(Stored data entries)
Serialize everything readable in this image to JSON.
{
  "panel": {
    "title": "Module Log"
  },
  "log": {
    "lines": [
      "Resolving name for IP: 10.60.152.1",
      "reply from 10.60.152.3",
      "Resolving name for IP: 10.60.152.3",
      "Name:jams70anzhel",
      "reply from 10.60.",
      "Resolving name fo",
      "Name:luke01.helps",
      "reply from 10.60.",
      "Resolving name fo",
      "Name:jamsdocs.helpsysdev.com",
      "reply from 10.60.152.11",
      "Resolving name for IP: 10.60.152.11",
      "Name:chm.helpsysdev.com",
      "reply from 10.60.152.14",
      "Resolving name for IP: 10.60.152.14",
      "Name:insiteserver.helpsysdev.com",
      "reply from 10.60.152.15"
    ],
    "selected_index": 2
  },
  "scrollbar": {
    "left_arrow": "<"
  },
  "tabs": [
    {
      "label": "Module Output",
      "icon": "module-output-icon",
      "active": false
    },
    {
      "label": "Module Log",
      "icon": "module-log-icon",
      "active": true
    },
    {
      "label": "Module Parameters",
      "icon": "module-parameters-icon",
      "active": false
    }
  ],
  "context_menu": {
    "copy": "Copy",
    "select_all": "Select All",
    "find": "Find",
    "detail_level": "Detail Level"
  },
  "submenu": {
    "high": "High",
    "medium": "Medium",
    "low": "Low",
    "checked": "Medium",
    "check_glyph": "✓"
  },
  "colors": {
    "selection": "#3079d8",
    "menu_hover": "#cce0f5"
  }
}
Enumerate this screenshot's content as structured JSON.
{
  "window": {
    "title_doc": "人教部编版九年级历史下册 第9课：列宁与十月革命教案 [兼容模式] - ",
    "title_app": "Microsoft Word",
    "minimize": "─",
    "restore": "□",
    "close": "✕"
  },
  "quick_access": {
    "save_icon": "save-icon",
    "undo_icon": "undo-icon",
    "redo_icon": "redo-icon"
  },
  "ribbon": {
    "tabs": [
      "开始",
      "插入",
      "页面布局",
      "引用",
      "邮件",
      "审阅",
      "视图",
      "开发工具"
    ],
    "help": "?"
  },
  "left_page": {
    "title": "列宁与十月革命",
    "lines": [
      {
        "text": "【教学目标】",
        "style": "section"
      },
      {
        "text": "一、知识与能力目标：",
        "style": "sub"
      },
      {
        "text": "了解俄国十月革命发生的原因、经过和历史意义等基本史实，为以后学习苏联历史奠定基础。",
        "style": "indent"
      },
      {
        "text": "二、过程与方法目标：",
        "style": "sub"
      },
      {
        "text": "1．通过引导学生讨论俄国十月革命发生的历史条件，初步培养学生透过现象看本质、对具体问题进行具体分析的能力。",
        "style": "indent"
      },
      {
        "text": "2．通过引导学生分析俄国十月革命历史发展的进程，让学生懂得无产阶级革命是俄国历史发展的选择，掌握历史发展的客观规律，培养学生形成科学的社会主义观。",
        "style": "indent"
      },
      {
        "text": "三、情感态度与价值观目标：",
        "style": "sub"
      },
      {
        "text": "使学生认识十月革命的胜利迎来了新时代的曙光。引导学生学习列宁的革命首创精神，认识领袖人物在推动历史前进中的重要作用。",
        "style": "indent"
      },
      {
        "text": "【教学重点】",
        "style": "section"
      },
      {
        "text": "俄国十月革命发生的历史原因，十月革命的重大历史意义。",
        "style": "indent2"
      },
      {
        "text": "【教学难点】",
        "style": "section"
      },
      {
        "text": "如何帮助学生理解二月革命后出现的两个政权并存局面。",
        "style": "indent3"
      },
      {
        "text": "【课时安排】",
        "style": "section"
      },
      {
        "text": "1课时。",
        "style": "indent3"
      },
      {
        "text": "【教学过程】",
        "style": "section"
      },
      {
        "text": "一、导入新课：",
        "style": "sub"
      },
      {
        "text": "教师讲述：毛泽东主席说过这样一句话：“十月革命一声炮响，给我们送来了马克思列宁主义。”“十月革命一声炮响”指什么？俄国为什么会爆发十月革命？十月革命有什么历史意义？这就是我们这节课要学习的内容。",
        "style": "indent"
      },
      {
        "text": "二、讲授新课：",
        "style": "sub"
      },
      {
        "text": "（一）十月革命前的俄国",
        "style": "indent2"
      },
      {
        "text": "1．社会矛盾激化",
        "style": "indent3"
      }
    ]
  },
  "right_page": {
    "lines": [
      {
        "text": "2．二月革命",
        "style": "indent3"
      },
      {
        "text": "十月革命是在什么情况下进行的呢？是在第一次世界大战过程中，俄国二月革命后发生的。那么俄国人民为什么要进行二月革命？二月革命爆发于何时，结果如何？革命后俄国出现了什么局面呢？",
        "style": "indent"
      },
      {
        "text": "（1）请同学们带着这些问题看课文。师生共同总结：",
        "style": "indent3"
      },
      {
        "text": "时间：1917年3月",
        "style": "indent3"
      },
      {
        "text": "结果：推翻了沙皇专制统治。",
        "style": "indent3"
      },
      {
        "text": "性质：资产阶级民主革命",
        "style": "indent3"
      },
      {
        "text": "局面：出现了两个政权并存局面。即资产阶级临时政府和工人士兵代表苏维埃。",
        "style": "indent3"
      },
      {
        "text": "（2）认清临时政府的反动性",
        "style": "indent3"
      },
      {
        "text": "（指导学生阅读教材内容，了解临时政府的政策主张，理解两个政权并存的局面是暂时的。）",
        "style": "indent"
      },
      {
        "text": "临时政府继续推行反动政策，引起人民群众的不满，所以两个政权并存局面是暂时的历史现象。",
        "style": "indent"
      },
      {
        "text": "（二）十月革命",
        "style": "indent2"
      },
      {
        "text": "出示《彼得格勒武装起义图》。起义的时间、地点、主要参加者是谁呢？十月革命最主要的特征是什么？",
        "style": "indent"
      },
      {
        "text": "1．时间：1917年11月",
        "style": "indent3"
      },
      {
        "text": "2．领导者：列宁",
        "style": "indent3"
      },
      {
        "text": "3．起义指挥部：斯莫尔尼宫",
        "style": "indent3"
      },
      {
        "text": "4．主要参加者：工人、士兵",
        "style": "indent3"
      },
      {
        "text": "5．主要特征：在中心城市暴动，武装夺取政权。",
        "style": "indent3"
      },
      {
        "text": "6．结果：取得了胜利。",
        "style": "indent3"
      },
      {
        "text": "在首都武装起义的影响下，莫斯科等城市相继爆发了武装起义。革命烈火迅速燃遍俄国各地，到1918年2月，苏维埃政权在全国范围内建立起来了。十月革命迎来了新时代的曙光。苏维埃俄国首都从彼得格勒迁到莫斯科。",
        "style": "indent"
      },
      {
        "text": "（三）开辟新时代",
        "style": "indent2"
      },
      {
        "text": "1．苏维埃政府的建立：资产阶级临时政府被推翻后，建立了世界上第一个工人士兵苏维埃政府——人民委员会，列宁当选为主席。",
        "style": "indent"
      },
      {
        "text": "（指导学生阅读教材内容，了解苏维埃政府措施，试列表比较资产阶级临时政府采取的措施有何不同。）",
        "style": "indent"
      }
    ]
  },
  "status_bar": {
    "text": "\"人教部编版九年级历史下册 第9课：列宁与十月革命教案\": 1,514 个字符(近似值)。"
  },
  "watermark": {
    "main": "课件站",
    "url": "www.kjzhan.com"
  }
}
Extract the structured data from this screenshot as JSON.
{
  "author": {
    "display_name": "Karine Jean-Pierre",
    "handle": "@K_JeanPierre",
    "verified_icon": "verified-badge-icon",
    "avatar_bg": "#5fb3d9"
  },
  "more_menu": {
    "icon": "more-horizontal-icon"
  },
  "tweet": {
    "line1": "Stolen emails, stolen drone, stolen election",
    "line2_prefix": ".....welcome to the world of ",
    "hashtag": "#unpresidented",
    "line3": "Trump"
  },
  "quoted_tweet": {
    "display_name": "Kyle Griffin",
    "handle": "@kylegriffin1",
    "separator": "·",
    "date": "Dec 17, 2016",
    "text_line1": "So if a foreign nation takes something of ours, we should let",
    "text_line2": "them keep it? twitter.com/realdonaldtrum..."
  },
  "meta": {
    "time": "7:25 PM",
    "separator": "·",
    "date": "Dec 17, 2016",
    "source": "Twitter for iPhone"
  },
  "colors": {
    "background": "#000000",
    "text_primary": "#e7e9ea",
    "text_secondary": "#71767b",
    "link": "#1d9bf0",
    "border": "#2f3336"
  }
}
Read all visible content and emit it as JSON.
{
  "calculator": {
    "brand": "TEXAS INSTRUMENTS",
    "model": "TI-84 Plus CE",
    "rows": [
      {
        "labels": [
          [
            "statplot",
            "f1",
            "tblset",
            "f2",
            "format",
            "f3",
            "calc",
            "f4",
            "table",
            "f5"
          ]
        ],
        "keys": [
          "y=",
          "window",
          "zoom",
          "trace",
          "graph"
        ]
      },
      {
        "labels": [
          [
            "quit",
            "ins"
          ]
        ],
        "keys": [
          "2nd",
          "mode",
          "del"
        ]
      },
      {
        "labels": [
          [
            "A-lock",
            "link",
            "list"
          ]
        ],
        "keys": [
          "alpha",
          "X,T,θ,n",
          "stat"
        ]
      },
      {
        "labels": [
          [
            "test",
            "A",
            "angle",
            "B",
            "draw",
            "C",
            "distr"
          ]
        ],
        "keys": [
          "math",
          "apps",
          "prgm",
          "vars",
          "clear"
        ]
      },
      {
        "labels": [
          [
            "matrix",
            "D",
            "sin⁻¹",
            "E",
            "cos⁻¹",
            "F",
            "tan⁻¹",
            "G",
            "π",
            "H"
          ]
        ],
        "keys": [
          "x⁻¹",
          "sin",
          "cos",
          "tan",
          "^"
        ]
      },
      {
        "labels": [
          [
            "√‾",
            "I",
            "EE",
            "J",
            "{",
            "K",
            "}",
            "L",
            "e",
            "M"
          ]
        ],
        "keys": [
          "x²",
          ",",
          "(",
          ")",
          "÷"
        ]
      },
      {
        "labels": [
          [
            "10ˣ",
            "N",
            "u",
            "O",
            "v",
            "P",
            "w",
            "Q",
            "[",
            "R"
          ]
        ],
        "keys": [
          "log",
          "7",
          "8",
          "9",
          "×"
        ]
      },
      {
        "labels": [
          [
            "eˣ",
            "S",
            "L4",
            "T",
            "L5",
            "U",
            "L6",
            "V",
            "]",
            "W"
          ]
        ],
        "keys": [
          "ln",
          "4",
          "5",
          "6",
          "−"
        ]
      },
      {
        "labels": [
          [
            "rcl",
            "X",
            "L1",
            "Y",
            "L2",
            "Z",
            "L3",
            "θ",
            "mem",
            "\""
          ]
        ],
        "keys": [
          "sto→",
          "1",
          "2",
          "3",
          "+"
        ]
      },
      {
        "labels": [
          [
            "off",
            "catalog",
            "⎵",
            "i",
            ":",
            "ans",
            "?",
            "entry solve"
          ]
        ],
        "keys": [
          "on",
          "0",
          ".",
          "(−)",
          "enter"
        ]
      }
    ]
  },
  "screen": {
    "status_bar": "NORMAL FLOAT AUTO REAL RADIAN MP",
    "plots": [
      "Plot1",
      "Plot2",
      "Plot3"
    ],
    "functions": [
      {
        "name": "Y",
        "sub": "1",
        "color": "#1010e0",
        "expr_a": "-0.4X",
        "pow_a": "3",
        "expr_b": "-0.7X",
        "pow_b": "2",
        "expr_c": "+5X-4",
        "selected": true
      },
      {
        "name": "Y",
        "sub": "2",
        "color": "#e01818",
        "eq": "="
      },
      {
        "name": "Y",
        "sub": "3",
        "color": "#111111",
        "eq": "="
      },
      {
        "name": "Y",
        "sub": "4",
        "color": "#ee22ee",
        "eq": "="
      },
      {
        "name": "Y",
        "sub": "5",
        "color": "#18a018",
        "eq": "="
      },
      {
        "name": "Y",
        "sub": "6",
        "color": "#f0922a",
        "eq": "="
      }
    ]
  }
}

▸ **Work required**:
Check the records above line by line and tally those holding the string "指导学生阅读教材内容". Answer with the number only.

▸ **Task response**:
2